» **Exercise goal**: Using the records provided below, locate and copy each line that contains the word "capit".

* BEGIN Information given *

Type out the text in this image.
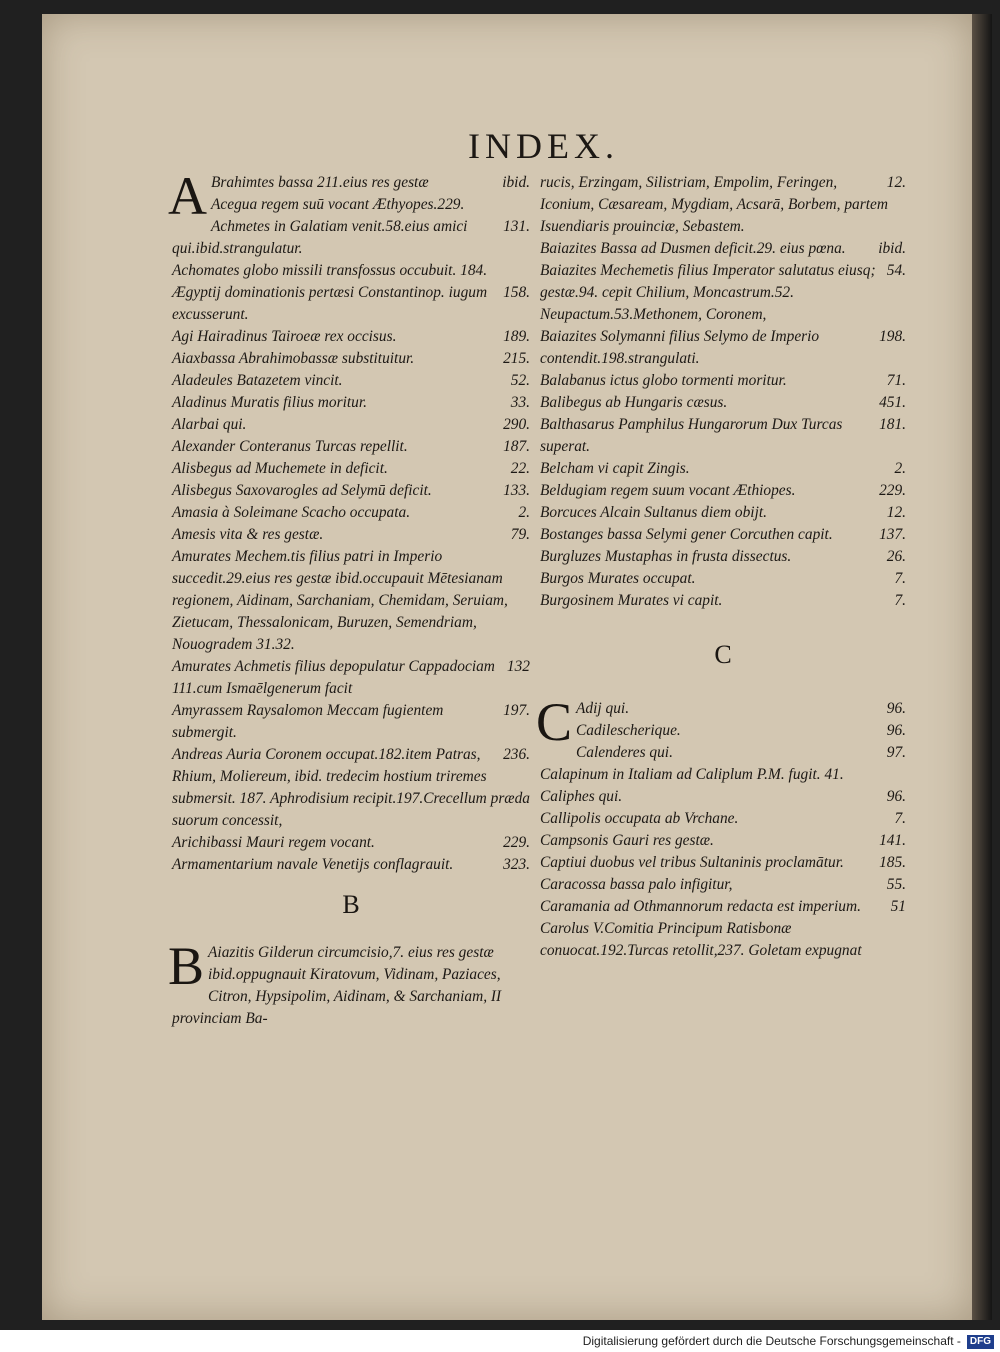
INDEX.

A	ibid.
Brahimtes bassa 211.eius res gestæ

Acegua regem suū vocant Æthyopes.229.

131.
Achmetes in Galatiam venit.58.eius amici qui.ibid.strangulatur.

Achomates globo missili transfossus occubuit. 184.

158.
Ægyptij dominationis pertæsi Constantinop. iugum excusserunt.

189.
Agi Hairadinus Tairoeæ rex occisus.

215.
Aiaxbassa Abrahimobassæ substituitur.

52.
Aladeules Batazetem vincit.

33.
Aladinus Muratis filius moritur.

290.
Alarbai qui.

187.
Alexander Conteranus Turcas repellit.

22.
Alisbegus ad Muchemete in deficit.

133.
Alisbegus Saxovarogles ad Selymū deficit.

2.
Amasia à Soleimane Scacho occupata.

79.
Amesis vita & res gestæ.

Amurates Mechem.tis filius patri in Imperio succedit.29.eius res gestæ ibid.occupauit Mētesianam regionem, Aidinam, Sarchaniam, Chemidam, Seruiam, Zietucam, Thessalonicam, Buruzen, Semendriam, Nouogradem 31.32.

132
Amurates Achmetis filius depopulatur Cappadociam 111.cum Ismaēlgenerum facit

197.
Amyrassem Raysalomon Meccam fugientem submergit.

236.
Andreas Auria Coronem occupat.182.item Patras, Rhium, Moliereum, ibid. tredecim hostium triremes submersit. 187. Aphrodisium recipit.197.Crecellum præda suorum concessit,

229.
Arichibassi Mauri regem vocant.

323.
Armamentarium navale Venetijs conflagrauit.

B

B Aiazitis Gilderun circumcisio,7. eius res gestæ ibid.oppugnauit Kiratovum, Vidinam, Paziaces, Citron, Hypsipolim, Aidinam, & Sarchaniam, II provinciam Ba-

12.
rucis, Erzingam, Silistriam, Empolim, Feringen, Iconium, Cæsaream, Mygdiam, Acsarā, Borbem, partem Isuendiaris prouinciæ, Sebastem.

ibid.
Baiazites Bassa ad Dusmen deficit.29. eius pœna.

54.
Baiazites Mechemetis filius Imperator salutatus eiusq; gestæ.94. cepit Chilium, Moncastrum.52. Neupactum.53.Methonem, Coronem,

198.
Baiazites Solymanni filius Selymo de Imperio contendit.198.strangulati.

71.
Balabanus ictus globo tormenti moritur.

451.
Balibegus ab Hungaris cæsus.

181.
Balthasarus Pamphilus Hungarorum Dux Turcas superat.

2.
Belcham vi capit Zingis.

229.
Beldugiam regem suum vocant Æthiopes.

12.
Borcuces Alcain Sultanus diem obijt.

137.
Bostanges bassa Selymi gener Corcuthen capit.

26.
Burgluzes Mustaphas in frusta dissectus.

7.
Burgos Murates occupat.

7.
Burgosinem Murates vi capit.

C

C	96.
Adij qui.

96.
Cadilescherique.

97.
Calenderes qui.

Calapinum in Italiam ad Caliplum P.M. fugit. 41.

96.
Caliphes qui.

7.
Callipolis occupata ab Vrchane.

141.
Campsonis Gauri res gestæ.

185.
Captiui duobus vel tribus Sultaninis proclamātur.

55.
Caracossa bassa palo infigitur,

51
Caramania ad Othmannorum redacta est imperium.

Carolus V.Comitia Principum Ratisbonæ conuocat.192.Turcas retollit,237. Goletam expugnat

Digitalisierung gefördert durch die Deutsche Forschungsgemeinschaft - DFG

* END Information given *

» **Completed task**:
Belcham vi capit Zingis.
Bostanges bassa Selymi gener Corcuthen capit.
Burgosinem Murates vi capit.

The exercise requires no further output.